(Figure record extracts)
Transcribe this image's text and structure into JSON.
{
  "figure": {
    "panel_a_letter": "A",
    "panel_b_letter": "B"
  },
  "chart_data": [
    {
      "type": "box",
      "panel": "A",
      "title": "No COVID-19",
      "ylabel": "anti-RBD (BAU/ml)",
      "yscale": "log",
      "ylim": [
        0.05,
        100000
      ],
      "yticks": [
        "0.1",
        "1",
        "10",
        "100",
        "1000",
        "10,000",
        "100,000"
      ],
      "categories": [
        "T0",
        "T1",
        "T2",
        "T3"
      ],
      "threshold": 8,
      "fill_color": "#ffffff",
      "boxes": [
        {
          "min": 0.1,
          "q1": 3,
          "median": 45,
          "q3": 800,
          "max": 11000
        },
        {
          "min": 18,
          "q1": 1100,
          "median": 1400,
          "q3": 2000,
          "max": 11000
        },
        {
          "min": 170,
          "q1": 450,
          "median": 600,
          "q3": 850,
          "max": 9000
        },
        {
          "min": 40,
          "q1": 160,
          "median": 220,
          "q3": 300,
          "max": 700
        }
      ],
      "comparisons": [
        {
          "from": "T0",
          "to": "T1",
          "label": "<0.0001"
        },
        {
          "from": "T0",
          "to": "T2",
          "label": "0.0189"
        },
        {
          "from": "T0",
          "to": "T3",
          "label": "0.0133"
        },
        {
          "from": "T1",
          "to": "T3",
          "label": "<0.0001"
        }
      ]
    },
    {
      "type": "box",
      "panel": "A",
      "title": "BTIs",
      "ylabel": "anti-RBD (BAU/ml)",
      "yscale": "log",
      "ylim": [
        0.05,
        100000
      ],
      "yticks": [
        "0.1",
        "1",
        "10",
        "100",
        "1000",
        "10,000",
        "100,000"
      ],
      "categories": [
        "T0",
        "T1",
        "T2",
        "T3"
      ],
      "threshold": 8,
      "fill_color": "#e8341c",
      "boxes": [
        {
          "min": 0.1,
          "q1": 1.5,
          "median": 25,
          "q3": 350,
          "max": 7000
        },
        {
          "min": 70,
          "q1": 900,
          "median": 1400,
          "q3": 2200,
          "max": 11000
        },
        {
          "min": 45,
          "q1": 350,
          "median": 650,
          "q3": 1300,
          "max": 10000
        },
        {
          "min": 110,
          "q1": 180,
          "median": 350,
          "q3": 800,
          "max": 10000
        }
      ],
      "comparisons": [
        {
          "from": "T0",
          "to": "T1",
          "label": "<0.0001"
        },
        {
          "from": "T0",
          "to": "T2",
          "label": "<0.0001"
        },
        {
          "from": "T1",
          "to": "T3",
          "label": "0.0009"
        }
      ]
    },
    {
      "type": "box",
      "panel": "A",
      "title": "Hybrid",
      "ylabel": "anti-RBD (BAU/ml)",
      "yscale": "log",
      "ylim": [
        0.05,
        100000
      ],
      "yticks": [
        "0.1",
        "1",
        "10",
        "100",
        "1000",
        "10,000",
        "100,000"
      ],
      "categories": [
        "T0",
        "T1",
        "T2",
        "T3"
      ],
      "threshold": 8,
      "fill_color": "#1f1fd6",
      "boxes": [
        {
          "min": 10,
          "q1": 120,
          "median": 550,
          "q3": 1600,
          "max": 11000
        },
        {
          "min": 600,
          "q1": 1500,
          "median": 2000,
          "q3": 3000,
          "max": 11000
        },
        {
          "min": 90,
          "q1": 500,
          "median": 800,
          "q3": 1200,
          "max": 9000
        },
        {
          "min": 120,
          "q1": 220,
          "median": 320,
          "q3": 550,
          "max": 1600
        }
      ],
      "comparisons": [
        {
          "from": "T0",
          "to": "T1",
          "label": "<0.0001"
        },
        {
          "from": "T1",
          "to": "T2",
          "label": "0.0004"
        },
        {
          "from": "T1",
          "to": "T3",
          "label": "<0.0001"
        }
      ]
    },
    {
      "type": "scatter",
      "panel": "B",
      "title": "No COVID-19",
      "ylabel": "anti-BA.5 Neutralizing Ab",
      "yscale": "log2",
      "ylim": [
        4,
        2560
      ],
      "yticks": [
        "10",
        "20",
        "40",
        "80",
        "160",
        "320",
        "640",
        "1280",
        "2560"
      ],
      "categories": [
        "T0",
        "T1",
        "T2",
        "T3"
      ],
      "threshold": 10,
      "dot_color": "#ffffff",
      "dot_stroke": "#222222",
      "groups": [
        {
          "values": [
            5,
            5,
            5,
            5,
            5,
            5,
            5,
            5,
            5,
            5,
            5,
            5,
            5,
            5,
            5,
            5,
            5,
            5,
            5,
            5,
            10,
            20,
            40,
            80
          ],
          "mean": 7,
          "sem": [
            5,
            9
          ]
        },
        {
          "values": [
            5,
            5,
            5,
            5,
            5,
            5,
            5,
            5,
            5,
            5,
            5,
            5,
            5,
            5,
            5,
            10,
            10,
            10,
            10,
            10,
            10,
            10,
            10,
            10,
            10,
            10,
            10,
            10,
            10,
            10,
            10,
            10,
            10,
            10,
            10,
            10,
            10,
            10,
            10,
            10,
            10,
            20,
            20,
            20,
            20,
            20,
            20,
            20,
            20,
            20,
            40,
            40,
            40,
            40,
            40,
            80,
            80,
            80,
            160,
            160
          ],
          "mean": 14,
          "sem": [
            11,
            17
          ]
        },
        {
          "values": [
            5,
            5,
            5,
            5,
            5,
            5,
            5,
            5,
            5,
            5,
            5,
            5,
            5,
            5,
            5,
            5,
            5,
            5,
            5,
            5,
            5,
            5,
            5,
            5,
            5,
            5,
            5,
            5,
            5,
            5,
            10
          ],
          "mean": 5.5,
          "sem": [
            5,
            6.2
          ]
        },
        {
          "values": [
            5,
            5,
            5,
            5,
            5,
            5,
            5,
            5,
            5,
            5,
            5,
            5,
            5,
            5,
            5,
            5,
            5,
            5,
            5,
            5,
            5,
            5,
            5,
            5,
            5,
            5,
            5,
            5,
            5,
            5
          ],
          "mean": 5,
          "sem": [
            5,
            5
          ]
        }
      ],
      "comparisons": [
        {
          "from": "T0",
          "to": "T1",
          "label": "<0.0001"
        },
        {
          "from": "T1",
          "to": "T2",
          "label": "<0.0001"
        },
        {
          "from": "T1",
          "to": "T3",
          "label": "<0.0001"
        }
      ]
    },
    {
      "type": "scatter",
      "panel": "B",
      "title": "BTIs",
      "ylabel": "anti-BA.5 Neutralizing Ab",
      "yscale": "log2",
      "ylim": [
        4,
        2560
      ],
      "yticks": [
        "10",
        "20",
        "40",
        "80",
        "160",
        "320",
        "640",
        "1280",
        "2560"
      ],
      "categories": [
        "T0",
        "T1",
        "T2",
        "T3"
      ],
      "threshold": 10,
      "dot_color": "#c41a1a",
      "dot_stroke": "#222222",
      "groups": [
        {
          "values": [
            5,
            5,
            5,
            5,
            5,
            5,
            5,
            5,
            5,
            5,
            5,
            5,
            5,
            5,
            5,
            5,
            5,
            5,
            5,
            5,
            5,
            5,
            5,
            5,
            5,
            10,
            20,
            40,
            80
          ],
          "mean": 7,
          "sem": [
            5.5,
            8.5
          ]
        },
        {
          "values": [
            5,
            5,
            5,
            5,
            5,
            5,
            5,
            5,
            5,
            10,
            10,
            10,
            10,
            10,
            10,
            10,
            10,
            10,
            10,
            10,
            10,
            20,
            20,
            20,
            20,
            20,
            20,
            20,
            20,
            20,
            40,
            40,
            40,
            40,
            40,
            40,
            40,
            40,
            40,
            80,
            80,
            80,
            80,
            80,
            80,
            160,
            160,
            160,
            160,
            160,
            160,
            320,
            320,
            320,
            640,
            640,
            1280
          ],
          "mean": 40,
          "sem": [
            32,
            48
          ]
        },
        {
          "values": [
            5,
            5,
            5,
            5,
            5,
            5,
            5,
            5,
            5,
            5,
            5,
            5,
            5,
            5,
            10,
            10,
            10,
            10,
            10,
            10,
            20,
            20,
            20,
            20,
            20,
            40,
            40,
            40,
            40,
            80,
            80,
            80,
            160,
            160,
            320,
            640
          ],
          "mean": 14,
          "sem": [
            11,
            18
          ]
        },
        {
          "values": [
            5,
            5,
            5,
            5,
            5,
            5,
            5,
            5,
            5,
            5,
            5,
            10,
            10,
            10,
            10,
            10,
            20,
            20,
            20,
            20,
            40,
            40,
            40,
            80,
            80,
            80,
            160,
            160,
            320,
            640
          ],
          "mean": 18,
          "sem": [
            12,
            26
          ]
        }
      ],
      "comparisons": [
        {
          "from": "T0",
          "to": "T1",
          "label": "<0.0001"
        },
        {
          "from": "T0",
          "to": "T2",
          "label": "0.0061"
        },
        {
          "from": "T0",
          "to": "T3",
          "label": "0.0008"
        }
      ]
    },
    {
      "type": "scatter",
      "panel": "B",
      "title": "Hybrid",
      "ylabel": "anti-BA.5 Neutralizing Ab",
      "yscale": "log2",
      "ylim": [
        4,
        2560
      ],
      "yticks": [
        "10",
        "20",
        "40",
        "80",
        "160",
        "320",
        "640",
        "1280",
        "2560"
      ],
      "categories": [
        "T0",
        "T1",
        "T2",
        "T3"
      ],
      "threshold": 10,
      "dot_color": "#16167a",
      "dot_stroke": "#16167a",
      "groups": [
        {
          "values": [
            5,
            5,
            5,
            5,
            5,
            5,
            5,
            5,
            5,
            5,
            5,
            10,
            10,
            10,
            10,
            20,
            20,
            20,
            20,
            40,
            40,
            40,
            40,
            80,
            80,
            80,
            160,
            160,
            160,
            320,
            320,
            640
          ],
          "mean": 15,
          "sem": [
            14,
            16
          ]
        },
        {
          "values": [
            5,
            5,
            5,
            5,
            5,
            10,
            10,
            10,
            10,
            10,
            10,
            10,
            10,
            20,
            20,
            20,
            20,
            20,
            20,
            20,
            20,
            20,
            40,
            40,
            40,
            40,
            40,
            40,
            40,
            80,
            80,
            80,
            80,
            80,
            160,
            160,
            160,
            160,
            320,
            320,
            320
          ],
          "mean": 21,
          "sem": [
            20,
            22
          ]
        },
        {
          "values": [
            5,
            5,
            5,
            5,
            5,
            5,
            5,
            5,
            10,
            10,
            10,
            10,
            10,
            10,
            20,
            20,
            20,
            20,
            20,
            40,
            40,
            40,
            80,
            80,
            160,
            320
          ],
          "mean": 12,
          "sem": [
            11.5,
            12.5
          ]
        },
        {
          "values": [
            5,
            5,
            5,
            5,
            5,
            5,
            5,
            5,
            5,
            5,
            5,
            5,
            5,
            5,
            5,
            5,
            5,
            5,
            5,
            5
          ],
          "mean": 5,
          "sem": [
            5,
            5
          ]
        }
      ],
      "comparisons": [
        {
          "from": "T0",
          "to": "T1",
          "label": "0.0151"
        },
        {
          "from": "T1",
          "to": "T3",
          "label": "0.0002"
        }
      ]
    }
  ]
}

▶ **Work to be completed**: Pull every line containing the word "mean" out of the material.

▶ **The reply**:
          "mean": 7,
          "mean": 14,
          "mean": 5.5,
          "mean": 5,
          "mean": 7,
          "mean": 40,
          "mean": 14,
          "mean": 18,
          "mean": 15,
          "mean": 21,
          "mean": 12,
          "mean": 5,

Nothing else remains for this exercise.